Where a line in the listing below contains the word "Total", copy that line.

Structured figure records
━━━━━━━━━━

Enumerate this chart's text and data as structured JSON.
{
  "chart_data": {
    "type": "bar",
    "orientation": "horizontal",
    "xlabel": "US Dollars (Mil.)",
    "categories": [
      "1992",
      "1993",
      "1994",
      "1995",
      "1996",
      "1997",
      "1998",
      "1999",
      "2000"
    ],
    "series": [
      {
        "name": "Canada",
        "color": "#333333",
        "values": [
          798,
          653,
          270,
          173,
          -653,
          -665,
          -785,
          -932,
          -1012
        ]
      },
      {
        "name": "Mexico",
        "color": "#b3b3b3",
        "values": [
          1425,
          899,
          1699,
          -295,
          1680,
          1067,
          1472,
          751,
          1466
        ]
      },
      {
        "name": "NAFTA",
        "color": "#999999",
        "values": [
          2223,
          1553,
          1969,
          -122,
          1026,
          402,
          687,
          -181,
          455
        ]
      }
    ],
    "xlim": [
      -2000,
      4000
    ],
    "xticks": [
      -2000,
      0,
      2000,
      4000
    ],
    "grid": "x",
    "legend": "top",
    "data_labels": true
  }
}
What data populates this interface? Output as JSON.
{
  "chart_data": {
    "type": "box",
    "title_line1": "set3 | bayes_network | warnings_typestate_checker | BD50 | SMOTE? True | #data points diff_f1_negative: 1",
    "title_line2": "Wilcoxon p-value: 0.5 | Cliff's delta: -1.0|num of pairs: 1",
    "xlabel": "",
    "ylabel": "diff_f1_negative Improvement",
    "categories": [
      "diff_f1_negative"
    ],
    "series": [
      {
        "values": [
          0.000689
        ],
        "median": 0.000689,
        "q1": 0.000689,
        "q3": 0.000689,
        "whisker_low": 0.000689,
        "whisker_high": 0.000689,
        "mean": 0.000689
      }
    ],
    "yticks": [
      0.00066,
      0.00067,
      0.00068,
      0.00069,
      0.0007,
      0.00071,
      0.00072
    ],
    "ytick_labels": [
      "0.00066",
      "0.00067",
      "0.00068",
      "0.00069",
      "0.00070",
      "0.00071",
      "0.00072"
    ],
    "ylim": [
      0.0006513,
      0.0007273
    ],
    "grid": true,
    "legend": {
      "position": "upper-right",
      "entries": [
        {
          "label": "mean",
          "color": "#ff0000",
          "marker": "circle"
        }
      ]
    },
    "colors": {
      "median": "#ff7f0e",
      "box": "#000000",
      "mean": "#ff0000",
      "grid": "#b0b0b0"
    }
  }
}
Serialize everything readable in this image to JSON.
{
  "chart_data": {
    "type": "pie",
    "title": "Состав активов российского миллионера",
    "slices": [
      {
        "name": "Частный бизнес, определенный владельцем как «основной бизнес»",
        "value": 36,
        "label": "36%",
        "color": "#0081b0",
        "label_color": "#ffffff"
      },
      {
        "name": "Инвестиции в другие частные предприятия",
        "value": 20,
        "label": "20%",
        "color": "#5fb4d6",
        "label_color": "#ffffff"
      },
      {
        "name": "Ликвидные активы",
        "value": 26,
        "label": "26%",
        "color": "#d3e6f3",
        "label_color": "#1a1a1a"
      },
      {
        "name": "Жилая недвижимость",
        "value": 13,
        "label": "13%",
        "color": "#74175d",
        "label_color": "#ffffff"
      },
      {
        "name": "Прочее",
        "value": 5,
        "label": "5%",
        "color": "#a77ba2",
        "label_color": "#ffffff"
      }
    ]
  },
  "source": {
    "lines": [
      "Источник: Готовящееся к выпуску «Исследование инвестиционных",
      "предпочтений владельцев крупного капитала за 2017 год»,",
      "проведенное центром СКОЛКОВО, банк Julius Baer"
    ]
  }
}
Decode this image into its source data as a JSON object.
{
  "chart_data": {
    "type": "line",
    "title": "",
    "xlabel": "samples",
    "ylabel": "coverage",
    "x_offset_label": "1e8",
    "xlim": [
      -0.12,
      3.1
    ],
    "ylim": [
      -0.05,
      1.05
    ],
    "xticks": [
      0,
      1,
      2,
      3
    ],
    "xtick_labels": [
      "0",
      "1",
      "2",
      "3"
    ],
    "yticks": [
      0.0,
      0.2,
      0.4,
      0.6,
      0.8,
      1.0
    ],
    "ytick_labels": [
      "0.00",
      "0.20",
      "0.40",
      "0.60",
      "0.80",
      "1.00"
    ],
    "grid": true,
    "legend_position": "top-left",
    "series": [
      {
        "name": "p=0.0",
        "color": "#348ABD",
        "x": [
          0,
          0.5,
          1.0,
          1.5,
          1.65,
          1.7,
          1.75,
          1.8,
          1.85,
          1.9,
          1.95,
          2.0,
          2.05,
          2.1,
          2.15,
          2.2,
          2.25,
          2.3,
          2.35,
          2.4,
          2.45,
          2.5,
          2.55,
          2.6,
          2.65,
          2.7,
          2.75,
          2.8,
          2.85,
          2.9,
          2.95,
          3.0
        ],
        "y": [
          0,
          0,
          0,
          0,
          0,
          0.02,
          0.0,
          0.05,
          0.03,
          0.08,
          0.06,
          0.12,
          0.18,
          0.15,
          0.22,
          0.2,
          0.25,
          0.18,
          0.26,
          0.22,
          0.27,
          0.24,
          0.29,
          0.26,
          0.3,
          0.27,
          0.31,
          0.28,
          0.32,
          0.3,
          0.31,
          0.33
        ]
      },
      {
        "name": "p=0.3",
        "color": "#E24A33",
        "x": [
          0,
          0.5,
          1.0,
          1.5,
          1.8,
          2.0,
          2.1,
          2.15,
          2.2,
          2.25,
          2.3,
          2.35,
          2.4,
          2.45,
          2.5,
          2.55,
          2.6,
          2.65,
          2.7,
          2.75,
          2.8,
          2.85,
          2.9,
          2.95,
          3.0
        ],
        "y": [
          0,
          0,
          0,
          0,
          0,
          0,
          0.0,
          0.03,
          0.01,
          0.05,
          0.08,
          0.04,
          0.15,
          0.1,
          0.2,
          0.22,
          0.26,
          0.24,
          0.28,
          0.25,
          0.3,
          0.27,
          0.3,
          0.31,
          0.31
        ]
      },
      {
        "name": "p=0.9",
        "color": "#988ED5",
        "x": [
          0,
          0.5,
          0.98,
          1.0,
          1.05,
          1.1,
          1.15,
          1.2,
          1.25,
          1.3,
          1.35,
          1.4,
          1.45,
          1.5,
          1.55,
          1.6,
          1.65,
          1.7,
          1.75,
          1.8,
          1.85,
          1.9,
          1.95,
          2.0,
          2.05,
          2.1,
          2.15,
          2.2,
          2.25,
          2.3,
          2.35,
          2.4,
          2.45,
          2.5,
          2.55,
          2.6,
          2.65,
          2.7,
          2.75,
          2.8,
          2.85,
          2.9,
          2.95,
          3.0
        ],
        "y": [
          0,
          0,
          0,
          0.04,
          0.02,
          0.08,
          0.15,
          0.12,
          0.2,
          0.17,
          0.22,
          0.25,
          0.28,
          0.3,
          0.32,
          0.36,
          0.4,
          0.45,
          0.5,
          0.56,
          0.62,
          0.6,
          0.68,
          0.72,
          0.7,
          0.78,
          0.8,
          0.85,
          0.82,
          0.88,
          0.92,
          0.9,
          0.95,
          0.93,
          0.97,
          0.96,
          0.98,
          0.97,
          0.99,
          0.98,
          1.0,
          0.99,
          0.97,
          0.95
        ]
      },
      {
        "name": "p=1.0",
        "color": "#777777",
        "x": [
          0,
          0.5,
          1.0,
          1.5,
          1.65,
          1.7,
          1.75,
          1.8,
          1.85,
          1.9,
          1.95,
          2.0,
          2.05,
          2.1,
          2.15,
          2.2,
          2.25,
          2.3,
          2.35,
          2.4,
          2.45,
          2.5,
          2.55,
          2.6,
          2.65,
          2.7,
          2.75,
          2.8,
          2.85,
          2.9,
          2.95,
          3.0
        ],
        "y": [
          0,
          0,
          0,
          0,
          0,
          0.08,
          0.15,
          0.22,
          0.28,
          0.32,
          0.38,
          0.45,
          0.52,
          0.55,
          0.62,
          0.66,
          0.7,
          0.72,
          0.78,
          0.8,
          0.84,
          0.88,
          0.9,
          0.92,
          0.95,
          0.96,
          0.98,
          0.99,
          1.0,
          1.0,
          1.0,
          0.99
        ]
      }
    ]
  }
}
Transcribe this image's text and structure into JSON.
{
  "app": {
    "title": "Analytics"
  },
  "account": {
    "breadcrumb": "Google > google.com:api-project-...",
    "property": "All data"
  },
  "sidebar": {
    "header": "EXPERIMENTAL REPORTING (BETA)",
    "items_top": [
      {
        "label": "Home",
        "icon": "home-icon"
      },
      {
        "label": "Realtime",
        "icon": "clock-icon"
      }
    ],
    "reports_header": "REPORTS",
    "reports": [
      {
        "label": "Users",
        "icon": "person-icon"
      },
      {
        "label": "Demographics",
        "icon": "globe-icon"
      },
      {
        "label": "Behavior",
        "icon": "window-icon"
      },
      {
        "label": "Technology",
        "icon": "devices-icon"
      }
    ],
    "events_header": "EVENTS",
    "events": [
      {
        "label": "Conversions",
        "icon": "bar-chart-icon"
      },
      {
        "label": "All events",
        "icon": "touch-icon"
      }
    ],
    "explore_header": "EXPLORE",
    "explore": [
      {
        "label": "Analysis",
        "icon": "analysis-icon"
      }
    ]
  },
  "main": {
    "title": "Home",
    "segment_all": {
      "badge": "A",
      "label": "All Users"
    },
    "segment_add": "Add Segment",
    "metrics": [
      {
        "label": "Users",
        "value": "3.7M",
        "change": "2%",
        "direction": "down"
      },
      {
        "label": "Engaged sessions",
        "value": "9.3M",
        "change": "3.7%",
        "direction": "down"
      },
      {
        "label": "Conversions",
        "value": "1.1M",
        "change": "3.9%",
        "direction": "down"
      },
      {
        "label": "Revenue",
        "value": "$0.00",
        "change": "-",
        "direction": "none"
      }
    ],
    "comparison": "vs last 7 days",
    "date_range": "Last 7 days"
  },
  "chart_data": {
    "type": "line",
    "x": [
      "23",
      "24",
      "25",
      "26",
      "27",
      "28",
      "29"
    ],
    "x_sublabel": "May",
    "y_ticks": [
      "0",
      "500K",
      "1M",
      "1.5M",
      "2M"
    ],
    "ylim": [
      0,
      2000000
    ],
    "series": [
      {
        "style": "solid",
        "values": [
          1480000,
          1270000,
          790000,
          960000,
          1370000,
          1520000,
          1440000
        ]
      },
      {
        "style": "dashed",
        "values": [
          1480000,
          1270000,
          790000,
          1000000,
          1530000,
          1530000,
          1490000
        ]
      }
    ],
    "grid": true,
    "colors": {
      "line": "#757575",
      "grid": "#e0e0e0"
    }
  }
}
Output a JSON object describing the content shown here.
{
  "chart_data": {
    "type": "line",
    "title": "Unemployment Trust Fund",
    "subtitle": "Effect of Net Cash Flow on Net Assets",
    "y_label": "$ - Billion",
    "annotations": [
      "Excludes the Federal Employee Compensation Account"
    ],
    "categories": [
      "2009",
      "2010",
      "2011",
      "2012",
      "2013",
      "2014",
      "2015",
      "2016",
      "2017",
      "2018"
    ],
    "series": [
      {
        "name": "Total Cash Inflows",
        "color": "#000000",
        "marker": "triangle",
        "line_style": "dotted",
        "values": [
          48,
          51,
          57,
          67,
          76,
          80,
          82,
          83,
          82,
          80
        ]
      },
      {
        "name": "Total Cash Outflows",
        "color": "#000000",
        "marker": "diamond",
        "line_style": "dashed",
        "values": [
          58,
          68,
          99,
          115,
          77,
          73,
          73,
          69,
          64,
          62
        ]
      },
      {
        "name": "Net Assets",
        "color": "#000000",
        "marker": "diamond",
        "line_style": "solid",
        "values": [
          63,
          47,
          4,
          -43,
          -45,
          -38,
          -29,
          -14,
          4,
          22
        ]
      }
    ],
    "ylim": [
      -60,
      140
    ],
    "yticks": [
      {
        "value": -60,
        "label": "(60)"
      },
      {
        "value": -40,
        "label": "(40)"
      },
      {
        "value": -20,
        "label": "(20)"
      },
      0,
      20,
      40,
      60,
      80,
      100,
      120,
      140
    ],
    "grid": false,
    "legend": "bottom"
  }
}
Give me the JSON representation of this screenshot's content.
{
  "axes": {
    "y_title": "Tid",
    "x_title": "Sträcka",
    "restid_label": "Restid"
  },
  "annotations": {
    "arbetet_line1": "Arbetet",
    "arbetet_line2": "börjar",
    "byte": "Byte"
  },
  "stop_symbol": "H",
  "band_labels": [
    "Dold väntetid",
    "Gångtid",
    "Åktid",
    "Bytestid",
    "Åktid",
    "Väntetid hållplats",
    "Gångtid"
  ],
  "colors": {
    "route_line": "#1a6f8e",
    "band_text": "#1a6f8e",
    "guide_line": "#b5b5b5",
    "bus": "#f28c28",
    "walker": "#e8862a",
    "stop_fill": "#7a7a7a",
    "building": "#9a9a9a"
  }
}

━━━━━━━━━━

ANSWER TO THIS EXERCISE ::
        "name": "Total Cash Inflows",
        "name": "Total Cash Outflows",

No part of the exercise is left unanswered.